__CHALLENGE__
Return the lines of the records below without any change, from the first line of the records up to and including the line that contains "macd-bar: [289, 440, 291, 455]".

[Raw records]

----------------------------------------

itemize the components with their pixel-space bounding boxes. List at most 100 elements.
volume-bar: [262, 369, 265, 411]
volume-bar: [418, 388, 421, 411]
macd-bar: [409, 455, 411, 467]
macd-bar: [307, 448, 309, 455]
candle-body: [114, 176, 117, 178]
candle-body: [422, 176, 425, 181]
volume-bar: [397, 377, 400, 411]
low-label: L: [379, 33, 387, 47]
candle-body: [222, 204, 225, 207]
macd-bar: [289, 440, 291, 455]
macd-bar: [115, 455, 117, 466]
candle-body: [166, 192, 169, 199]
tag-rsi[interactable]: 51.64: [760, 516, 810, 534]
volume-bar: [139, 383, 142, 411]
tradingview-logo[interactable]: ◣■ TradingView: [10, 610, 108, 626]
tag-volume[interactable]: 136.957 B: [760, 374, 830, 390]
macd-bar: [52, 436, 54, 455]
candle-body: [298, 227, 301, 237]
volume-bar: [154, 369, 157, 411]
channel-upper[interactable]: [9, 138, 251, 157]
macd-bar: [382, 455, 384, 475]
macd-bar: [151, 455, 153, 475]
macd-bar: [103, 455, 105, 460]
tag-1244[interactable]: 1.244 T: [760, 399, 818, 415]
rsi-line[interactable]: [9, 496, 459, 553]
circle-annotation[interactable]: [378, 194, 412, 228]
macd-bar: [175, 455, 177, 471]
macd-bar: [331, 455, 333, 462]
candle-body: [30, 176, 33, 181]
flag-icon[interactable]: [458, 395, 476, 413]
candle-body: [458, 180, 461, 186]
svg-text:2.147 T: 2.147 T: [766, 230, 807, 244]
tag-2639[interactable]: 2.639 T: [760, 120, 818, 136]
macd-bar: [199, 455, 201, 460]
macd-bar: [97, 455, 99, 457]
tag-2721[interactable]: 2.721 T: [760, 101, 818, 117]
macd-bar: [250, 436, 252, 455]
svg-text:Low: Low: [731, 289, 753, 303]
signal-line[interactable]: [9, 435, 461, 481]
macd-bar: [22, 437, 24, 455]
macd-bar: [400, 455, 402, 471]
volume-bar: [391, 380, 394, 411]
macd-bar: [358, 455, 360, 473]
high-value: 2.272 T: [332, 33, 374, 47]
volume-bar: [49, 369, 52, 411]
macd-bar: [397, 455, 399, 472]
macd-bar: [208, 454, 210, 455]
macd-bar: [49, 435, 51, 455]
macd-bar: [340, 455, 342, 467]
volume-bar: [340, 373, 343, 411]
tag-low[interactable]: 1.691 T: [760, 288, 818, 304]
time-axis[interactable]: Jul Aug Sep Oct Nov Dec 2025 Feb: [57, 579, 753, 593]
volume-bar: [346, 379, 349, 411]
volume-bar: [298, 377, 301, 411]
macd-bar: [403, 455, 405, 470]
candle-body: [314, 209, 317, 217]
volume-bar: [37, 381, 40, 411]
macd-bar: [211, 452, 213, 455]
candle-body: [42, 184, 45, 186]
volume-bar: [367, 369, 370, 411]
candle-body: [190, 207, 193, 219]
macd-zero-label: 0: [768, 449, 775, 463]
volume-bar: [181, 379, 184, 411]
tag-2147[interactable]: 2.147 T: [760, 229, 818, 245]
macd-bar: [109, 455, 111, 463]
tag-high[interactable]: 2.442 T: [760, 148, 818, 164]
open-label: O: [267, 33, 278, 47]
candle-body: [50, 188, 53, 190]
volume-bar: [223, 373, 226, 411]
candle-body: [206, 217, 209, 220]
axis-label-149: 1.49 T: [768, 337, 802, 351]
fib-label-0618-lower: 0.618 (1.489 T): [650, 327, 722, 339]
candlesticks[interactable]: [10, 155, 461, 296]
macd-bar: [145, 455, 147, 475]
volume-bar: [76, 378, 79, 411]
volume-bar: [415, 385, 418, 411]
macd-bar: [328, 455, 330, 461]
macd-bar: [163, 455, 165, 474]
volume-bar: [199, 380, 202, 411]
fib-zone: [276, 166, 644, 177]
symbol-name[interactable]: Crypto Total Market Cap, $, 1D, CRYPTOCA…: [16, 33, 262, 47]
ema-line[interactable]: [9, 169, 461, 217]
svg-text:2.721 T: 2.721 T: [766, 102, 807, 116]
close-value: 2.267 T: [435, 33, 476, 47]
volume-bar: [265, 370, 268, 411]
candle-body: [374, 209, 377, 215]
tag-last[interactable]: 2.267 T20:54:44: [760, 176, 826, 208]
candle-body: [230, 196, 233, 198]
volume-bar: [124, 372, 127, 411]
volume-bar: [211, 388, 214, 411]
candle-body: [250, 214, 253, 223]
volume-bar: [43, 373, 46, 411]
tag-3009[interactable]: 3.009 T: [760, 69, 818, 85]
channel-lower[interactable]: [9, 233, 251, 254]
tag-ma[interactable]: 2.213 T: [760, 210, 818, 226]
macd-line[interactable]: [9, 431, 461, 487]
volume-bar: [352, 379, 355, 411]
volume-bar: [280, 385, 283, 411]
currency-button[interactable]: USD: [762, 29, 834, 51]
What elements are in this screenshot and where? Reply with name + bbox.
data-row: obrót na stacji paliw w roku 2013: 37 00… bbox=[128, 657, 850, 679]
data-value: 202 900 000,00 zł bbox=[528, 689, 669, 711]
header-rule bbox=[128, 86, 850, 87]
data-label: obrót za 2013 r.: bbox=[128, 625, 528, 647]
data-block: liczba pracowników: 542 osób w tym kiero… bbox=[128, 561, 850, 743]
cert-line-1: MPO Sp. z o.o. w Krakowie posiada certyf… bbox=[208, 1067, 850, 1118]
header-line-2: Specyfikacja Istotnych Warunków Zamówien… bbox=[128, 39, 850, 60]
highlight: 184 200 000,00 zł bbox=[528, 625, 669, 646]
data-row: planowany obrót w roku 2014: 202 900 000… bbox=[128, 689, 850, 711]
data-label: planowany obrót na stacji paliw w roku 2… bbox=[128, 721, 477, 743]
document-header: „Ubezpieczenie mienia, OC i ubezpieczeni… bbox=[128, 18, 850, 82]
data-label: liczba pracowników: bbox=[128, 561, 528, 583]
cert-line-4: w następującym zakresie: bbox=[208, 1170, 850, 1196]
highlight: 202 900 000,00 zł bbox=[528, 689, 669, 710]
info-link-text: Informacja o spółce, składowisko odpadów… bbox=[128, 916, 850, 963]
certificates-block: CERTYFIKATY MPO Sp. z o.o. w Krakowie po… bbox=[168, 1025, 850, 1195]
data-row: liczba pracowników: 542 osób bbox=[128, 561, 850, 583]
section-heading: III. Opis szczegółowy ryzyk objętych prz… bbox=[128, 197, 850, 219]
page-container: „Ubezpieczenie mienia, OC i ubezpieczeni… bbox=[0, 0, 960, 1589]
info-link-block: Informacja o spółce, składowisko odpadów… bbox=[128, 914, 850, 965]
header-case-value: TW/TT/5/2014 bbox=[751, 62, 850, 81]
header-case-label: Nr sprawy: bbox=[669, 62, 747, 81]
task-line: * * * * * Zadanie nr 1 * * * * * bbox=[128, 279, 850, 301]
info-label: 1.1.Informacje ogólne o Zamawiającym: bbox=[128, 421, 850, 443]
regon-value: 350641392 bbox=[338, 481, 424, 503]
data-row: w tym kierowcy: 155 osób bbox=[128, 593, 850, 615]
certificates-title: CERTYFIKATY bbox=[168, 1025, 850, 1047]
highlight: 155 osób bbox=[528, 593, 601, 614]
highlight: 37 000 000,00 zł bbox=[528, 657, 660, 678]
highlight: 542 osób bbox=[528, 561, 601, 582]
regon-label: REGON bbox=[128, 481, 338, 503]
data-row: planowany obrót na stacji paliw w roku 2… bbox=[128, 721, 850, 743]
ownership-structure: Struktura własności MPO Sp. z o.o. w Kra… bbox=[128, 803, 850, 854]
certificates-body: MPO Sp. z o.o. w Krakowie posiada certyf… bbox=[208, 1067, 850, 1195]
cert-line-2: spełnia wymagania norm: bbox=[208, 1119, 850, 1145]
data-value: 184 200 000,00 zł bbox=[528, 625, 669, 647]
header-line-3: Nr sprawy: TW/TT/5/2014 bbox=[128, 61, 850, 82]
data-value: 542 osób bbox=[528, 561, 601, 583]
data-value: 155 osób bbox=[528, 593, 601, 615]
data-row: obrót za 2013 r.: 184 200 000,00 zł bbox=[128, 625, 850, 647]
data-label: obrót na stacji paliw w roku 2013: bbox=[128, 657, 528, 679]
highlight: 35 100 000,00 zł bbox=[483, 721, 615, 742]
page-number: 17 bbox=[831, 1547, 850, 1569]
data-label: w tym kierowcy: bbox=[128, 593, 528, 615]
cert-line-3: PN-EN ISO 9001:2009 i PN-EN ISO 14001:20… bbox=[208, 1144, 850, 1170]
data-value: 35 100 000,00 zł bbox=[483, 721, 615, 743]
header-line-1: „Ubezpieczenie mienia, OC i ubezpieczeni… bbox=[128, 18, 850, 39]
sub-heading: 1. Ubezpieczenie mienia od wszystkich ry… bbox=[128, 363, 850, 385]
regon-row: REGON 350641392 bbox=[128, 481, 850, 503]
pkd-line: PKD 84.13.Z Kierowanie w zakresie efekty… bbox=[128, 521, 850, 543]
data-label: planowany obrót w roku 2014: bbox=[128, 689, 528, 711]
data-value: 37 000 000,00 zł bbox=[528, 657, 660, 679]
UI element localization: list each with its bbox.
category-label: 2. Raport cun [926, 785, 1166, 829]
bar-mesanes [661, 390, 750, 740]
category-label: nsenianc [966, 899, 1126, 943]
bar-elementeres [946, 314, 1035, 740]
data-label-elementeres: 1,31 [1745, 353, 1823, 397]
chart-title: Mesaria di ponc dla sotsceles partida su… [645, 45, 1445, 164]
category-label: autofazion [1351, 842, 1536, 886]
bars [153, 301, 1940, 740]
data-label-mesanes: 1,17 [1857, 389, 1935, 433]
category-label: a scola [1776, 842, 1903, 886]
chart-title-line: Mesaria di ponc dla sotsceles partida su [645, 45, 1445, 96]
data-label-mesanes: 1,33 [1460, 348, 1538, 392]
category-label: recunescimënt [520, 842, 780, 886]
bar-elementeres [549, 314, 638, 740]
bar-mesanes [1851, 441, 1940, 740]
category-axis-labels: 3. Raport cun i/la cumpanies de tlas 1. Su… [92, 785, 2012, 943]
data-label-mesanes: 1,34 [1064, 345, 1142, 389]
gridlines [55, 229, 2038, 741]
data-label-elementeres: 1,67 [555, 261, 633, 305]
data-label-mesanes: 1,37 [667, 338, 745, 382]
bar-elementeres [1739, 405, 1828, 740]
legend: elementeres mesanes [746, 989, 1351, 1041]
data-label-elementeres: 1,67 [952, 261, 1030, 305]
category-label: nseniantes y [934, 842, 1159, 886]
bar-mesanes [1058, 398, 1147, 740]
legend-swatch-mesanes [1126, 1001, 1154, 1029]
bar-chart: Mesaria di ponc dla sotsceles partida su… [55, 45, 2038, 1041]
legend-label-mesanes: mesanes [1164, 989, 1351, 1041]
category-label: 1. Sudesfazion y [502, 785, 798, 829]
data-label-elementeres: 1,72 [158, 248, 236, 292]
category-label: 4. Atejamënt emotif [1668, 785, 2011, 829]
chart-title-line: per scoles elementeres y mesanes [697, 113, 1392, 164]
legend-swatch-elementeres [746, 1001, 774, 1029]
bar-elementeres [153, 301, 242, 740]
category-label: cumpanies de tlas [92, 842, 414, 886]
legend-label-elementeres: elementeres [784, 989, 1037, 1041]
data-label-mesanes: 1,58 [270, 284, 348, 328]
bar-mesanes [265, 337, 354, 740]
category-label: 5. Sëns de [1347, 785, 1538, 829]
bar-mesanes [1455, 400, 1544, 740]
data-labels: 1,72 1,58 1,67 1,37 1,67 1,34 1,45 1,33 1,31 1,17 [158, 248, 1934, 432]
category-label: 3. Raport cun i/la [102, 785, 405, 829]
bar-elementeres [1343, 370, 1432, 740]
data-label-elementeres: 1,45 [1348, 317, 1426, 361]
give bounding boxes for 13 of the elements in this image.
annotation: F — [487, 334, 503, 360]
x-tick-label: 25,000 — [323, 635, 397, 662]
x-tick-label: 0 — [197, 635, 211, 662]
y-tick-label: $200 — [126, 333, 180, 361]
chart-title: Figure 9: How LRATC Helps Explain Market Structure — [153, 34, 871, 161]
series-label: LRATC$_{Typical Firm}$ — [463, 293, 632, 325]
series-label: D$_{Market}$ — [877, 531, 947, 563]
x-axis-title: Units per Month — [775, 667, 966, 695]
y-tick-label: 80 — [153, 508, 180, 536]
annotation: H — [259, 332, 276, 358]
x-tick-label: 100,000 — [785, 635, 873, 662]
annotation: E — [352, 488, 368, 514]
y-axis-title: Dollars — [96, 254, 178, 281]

----------------------------------------

__RESULT__
itemize the components with their pixel-space bounding boxes. List at most 100 elements.
volume-bar: [262, 369, 265, 411]
volume-bar: [418, 388, 421, 411]
macd-bar: [409, 455, 411, 467]
macd-bar: [307, 448, 309, 455]
candle-body: [114, 176, 117, 178]
candle-body: [422, 176, 425, 181]
volume-bar: [397, 377, 400, 411]
low-label: L: [379, 33, 387, 47]
candle-body: [222, 204, 225, 207]
macd-bar: [289, 440, 291, 455]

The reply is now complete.